TASK REQUIREMENTS –
Do any lines in the data below contain "note"? If so, copy every one of them.

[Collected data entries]

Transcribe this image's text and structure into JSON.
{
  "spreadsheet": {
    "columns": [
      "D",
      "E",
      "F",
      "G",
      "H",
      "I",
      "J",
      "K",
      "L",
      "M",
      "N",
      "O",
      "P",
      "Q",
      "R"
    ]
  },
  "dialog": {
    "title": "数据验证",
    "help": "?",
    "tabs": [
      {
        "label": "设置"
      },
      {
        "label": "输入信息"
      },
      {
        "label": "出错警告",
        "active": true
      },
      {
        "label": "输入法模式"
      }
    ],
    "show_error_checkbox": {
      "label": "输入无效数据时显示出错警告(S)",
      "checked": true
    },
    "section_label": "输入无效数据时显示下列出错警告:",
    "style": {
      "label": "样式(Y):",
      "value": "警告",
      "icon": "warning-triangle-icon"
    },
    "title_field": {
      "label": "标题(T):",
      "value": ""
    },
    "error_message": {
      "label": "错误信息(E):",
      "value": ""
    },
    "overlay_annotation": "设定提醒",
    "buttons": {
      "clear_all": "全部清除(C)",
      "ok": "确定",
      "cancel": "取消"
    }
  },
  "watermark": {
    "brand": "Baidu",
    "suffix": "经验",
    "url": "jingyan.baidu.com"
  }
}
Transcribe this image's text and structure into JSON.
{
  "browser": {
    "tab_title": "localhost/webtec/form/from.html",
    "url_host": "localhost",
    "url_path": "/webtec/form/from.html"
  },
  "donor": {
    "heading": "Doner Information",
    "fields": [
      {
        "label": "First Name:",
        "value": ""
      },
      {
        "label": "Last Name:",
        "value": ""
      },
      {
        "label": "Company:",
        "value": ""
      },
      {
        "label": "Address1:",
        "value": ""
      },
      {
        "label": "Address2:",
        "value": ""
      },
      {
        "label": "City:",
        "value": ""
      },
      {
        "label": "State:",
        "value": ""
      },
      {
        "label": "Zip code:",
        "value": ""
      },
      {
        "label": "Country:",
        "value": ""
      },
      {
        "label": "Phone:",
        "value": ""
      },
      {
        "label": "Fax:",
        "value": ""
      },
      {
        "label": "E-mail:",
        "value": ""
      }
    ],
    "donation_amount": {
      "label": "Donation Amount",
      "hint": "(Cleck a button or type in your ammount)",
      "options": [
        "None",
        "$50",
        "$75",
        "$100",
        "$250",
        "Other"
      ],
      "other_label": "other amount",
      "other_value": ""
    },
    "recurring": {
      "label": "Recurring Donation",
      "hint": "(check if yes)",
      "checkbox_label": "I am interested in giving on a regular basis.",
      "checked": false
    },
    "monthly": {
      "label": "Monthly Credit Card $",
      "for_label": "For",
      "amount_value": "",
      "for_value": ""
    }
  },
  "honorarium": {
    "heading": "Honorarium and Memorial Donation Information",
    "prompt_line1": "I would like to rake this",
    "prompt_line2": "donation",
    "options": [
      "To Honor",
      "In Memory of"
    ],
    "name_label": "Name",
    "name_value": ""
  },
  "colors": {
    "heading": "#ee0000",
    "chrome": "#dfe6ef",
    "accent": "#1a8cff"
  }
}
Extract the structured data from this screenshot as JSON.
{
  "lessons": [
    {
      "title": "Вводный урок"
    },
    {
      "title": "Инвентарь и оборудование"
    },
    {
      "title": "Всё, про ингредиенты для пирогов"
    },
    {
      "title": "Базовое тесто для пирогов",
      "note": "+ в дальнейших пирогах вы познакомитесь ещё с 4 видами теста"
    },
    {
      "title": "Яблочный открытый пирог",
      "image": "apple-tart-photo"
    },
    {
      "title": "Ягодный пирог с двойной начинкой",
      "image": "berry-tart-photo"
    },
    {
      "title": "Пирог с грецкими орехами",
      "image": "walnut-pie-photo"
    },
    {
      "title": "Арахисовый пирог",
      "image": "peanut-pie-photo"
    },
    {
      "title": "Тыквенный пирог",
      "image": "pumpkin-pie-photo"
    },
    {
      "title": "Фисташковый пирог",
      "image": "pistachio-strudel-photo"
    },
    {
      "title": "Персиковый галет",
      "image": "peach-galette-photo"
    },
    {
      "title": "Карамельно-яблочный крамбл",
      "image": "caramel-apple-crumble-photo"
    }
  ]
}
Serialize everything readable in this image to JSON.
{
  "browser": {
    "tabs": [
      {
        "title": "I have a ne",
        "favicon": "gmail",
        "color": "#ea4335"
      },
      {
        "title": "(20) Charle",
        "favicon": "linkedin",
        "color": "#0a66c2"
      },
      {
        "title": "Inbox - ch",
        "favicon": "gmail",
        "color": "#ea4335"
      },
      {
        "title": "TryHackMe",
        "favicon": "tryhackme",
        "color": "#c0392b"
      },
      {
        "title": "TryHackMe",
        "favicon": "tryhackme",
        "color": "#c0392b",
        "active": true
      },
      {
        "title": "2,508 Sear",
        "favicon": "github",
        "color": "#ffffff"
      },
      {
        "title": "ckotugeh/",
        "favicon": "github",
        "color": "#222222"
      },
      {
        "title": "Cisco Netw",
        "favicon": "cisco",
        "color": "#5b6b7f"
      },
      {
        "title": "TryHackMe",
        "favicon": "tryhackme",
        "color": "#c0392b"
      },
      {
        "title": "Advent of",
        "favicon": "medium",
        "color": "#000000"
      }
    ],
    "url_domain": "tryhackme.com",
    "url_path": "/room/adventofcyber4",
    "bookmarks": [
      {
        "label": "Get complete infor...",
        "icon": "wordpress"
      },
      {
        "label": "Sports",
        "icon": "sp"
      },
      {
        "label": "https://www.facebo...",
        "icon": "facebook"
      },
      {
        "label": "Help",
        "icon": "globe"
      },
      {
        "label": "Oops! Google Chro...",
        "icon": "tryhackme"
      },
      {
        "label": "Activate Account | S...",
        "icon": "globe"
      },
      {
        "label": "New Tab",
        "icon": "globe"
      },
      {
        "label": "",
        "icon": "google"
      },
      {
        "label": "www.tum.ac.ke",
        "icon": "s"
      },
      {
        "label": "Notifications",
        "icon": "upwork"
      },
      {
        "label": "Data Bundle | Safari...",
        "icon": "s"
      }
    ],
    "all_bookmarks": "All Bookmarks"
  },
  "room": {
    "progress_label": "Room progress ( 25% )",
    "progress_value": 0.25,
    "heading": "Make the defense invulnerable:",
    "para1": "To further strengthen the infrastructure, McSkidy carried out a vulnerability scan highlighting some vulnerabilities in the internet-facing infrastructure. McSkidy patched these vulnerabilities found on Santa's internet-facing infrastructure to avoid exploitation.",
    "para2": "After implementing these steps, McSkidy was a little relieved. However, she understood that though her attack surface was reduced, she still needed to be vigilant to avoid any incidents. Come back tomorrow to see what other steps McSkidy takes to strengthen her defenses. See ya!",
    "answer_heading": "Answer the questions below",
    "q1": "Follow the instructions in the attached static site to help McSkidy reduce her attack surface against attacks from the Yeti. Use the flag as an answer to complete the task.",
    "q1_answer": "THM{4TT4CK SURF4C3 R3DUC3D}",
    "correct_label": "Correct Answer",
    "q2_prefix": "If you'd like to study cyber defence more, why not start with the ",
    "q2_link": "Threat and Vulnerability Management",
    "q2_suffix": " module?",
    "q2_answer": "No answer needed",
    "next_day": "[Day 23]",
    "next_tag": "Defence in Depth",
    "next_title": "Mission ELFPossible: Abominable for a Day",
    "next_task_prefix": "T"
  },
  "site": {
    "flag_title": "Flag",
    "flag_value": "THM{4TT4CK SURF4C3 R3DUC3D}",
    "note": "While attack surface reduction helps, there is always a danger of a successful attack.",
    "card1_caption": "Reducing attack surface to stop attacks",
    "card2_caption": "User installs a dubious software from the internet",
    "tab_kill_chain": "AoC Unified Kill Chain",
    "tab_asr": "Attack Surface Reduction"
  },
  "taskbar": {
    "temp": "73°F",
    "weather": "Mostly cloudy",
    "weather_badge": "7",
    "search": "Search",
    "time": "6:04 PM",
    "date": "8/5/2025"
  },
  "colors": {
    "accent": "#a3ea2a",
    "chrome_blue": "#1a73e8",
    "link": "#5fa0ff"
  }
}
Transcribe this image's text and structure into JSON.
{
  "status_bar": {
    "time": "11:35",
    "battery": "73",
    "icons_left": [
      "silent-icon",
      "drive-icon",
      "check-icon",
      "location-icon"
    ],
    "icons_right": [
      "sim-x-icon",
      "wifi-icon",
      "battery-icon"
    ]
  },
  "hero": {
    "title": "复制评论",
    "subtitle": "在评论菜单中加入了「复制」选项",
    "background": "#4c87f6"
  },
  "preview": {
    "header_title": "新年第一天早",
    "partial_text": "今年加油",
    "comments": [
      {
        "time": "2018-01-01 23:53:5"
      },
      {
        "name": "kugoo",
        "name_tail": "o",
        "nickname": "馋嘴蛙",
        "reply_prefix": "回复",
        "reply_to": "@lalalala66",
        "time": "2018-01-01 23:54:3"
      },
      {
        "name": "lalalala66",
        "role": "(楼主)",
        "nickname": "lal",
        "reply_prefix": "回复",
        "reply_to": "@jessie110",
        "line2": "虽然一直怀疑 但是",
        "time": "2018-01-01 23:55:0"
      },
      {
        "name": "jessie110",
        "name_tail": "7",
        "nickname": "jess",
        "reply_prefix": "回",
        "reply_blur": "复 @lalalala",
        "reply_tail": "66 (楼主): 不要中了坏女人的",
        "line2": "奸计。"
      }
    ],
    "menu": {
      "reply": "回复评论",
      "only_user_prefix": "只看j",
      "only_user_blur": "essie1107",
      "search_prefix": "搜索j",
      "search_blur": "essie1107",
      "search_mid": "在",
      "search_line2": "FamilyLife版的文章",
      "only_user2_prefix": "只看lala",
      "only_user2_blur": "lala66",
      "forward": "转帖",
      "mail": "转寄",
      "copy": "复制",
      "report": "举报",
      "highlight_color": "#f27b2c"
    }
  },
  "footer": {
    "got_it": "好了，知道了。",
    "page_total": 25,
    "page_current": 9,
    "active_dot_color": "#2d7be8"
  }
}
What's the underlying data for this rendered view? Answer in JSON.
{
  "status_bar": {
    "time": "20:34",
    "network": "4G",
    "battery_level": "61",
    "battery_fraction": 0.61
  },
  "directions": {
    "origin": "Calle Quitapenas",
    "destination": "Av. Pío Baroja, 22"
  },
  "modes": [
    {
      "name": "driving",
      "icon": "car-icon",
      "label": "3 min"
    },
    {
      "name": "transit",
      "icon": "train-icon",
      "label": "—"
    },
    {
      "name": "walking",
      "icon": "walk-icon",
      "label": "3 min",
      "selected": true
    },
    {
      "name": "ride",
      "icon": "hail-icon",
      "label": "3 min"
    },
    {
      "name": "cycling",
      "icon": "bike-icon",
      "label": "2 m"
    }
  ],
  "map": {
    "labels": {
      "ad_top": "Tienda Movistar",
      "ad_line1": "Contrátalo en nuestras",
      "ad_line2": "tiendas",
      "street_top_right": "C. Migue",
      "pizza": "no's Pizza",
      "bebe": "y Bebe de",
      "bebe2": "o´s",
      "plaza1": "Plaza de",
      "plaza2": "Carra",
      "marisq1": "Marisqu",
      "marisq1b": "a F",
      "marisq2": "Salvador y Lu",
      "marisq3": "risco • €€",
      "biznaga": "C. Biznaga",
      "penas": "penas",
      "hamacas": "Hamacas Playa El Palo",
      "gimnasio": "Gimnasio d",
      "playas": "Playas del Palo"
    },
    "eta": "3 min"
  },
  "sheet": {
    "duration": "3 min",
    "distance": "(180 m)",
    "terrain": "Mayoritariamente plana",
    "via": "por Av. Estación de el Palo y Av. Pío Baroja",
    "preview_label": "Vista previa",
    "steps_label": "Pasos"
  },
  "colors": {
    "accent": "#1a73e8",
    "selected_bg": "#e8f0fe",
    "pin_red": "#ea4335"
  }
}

ANSWER TO THE TASK –
      "note": "+ в дальнейших пирогах вы познакомитесь ещё с 4 видами теста"
    "note": "While attack surface reduction helps, there is always a danger of a successful attack.",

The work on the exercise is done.